THE REQUEST> In the entries below, find the lines that contain the word "this" and copy them.

----------

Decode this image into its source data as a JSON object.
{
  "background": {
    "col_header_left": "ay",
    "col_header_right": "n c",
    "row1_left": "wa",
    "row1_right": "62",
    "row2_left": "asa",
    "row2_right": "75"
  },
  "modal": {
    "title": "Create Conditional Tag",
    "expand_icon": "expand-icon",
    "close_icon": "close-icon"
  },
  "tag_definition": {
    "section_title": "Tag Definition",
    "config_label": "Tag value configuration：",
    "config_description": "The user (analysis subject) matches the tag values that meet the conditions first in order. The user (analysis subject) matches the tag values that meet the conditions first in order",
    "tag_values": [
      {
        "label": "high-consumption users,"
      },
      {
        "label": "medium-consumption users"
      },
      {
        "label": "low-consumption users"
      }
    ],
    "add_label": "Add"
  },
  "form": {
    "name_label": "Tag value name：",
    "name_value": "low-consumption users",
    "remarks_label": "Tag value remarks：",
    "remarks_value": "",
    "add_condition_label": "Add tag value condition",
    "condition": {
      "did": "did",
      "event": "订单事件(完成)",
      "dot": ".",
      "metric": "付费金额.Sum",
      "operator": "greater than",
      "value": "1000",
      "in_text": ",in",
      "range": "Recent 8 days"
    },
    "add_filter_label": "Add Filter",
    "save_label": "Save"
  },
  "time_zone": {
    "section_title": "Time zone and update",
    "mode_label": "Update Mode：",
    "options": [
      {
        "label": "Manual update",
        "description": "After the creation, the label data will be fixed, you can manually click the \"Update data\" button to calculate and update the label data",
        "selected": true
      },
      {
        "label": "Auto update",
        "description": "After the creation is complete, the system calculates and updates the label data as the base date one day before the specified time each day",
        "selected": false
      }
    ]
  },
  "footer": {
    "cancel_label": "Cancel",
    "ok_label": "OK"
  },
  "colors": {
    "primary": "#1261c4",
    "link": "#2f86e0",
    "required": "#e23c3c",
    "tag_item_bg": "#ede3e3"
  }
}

----------

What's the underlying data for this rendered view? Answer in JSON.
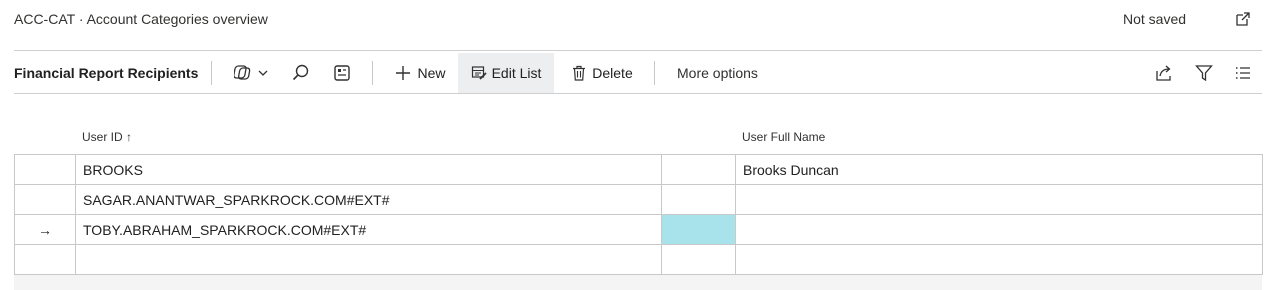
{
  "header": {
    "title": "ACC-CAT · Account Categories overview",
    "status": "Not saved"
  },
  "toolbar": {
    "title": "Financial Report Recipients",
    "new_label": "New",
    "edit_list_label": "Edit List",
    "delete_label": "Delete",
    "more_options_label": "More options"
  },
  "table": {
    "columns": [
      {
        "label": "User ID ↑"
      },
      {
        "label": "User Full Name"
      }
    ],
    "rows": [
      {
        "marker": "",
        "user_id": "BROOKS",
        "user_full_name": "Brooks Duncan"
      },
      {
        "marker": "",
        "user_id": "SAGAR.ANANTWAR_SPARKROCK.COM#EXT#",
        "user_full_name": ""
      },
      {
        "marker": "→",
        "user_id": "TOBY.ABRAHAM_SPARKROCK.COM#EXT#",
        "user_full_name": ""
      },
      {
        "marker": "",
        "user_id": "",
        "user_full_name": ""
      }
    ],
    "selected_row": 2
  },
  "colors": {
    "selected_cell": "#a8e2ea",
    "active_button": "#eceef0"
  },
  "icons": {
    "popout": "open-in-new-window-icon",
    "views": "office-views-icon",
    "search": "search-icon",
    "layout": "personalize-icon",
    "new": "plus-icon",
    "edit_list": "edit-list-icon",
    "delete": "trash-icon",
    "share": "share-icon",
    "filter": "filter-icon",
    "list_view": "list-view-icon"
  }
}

----------

SOLVED EXERCISE>
Decode this image into its source data as a JSON object.
What's the underlying data for this rendered view? Answer in JSON.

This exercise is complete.